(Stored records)

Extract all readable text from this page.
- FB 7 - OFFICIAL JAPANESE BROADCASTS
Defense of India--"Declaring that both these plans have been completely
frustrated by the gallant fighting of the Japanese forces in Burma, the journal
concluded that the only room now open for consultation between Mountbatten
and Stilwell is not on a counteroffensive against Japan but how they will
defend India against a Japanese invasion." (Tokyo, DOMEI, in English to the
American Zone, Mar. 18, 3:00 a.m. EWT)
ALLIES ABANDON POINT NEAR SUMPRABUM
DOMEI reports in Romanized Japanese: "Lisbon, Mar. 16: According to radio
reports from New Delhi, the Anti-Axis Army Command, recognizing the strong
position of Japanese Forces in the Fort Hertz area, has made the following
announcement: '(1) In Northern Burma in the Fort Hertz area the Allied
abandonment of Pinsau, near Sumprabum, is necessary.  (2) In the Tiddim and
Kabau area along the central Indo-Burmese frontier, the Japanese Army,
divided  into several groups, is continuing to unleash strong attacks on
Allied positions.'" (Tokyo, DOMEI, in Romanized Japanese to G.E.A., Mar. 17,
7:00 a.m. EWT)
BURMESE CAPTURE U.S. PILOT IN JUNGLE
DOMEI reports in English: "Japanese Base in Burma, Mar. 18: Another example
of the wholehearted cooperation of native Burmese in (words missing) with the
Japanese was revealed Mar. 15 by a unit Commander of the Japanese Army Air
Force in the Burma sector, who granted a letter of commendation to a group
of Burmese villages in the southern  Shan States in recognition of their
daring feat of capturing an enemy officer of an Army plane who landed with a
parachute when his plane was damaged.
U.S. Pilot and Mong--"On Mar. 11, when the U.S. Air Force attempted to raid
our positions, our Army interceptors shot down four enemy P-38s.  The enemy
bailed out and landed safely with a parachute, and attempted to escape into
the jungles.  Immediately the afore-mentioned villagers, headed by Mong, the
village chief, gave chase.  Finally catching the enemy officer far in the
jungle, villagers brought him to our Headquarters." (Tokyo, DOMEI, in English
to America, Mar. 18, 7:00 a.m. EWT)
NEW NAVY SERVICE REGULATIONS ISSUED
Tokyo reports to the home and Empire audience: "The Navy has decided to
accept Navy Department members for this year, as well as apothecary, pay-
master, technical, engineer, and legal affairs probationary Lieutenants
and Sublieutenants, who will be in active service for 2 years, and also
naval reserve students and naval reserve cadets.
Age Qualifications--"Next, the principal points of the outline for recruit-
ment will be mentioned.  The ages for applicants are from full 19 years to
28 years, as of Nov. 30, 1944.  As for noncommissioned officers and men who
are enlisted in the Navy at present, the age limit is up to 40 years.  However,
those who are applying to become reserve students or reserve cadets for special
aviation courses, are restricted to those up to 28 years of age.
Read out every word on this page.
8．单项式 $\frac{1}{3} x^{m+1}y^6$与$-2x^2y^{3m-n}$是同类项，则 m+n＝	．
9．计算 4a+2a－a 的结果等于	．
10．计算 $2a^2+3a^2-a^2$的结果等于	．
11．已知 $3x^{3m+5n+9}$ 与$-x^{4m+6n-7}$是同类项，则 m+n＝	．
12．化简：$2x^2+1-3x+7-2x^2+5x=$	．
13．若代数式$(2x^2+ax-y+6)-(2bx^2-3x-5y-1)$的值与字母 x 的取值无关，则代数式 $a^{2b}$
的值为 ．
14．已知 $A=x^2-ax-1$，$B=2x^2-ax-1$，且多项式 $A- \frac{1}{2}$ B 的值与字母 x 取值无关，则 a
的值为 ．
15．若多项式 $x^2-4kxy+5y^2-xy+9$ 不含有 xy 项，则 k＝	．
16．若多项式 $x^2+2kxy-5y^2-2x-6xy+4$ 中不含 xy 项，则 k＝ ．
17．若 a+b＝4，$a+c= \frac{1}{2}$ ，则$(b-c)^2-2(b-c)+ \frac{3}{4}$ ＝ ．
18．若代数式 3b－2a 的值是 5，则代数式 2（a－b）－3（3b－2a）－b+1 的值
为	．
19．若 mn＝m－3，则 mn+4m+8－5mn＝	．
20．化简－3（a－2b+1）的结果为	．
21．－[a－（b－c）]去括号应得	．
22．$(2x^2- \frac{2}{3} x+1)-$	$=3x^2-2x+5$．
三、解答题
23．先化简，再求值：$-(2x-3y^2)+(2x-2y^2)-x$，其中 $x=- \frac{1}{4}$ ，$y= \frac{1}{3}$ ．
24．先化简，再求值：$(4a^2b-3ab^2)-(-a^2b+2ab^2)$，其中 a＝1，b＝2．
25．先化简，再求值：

> _PROBLEM REQUIREMENTS_
Every line above should be printed again exactly as it stands.

> _OUTPUT BELOW_
Extract all readable text from this page.
- FB 7 - OFFICIAL JAPANESE BROADCASTS
Defense of India--"Declaring that both these plans have been completely
frustrated by the gallant fighting of the Japanese forces in Burma, the journal
concluded that the only room now open for consultation between Mountbatten
and Stilwell is not on a counteroffensive against Japan but how they will
defend India against a Japanese invasion." (Tokyo, DOMEI, in English to the
American Zone, Mar. 18, 3:00 a.m. EWT)
ALLIES ABANDON POINT NEAR SUMPRABUM
DOMEI reports in Romanized Japanese: "Lisbon, Mar. 16: According to radio
reports from New Delhi, the Anti-Axis Army Command, recognizing the strong
position of Japanese Forces in the Fort Hertz area, has made the following
announcement: '(1) In Northern Burma in the Fort Hertz area the Allied
abandonment of Pinsau, near Sumprabum, is necessary.  (2) In the Tiddim and
Kabau area along the central Indo-Burmese frontier, the Japanese Army,
divided  into several groups, is continuing to unleash strong attacks on
Allied positions.'" (Tokyo, DOMEI, in Romanized Japanese to G.E.A., Mar. 17,
7:00 a.m. EWT)
BURMESE CAPTURE U.S. PILOT IN JUNGLE
DOMEI reports in English: "Japanese Base in Burma, Mar. 18: Another example
of the wholehearted cooperation of native Burmese in (words missing) with the
Japanese was revealed Mar. 15 by a unit Commander of the Japanese Army Air
Force in the Burma sector, who granted a letter of commendation to a group
of Burmese villages in the southern  Shan States in recognition of their
daring feat of capturing an enemy officer of an Army plane who landed with a
parachute when his plane was damaged.
U.S. Pilot and Mong--"On Mar. 11, when the U.S. Air Force attempted to raid
our positions, our Army interceptors shot down four enemy P-38s.  The enemy
bailed out and landed safely with a parachute, and attempted to escape into
the jungles.  Immediately the afore-mentioned villagers, headed by Mong, the
village chief, gave chase.  Finally catching the enemy officer far in the
jungle, villagers brought him to our Headquarters." (Tokyo, DOMEI, in English
to America, Mar. 18, 7:00 a.m. EWT)
NEW NAVY SERVICE REGULATIONS ISSUED
Tokyo reports to the home and Empire audience: "The Navy has decided to
accept Navy Department members for this year, as well as apothecary, pay-
master, technical, engineer, and legal affairs probationary Lieutenants
and Sublieutenants, who will be in active service for 2 years, and also
naval reserve students and naval reserve cadets.
Age Qualifications--"Next, the principal points of the outline for recruit-
ment will be mentioned.  The ages for applicants are from full 19 years to
28 years, as of Nov. 30, 1944.  As for noncommissioned officers and men who
are enlisted in the Navy at present, the age limit is up to 40 years.  However,
those who are applying to become reserve students or reserve cadets for special
aviation courses, are restricted to those up to 28 years of age.
Read out every word on this page.
8．单项式 $\frac{1}{3} x^{m+1}y^6$与$-2x^2y^{3m-n}$是同类项，则 m+n＝	．
9．计算 4a+2a－a 的结果等于	．
10．计算 $2a^2+3a^2-a^2$的结果等于	．
11．已知 $3x^{3m+5n+9}$ 与$-x^{4m+6n-7}$是同类项，则 m+n＝	．
12．化简：$2x^2+1-3x+7-2x^2+5x=$	．
13．若代数式$(2x^2+ax-y+6)-(2bx^2-3x-5y-1)$的值与字母 x 的取值无关，则代数式 $a^{2b}$
的值为 ．
14．已知 $A=x^2-ax-1$，$B=2x^2-ax-1$，且多项式 $A- \frac{1}{2}$ B 的值与字母 x 取值无关，则 a
的值为 ．
15．若多项式 $x^2-4kxy+5y^2-xy+9$ 不含有 xy 项，则 k＝	．
16．若多项式 $x^2+2kxy-5y^2-2x-6xy+4$ 中不含 xy 项，则 k＝ ．
17．若 a+b＝4，$a+c= \frac{1}{2}$ ，则$(b-c)^2-2(b-c)+ \frac{3}{4}$ ＝ ．
18．若代数式 3b－2a 的值是 5，则代数式 2（a－b）－3（3b－2a）－b+1 的值
为	．
19．若 mn＝m－3，则 mn+4m+8－5mn＝	．
20．化简－3（a－2b+1）的结果为	．
21．－[a－（b－c）]去括号应得	．
22．$(2x^2- \frac{2}{3} x+1)-$	$=3x^2-2x+5$．
三、解答题
23．先化简，再求值：$-(2x-3y^2)+(2x-2y^2)-x$，其中 $x=- \frac{1}{4}$ ，$y= \frac{1}{3}$ ．
24．先化简，再求值：$(4a^2b-3ab^2)-(-a^2b+2ab^2)$，其中 a＝1，b＝2．
25．先化简，再求值：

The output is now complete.